• Set exercise
Provide a single number: the count of lines containing the string "content".
:::
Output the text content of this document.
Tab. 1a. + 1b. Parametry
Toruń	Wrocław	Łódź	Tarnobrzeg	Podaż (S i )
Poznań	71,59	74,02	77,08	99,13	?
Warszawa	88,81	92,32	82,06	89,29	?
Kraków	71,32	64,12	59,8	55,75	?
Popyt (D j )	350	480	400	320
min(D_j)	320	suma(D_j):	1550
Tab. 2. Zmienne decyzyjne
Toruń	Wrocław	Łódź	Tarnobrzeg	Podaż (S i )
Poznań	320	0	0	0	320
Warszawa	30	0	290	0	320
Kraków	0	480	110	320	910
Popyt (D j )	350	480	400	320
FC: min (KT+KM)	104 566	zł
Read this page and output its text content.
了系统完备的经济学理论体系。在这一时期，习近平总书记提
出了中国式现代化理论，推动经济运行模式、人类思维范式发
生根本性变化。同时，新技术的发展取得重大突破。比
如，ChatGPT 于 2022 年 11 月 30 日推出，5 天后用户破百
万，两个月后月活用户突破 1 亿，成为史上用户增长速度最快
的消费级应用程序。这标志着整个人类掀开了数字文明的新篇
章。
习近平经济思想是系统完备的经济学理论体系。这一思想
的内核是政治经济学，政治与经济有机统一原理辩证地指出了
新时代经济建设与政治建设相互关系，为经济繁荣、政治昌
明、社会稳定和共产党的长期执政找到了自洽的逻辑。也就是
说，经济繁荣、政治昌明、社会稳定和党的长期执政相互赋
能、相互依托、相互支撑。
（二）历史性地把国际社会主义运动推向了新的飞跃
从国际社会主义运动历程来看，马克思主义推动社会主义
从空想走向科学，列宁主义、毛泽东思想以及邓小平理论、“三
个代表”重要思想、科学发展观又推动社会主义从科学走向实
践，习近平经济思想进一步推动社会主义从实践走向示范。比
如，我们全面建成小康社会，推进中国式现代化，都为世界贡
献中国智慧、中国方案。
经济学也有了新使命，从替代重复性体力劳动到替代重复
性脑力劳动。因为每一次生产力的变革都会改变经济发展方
:::
• Response below
2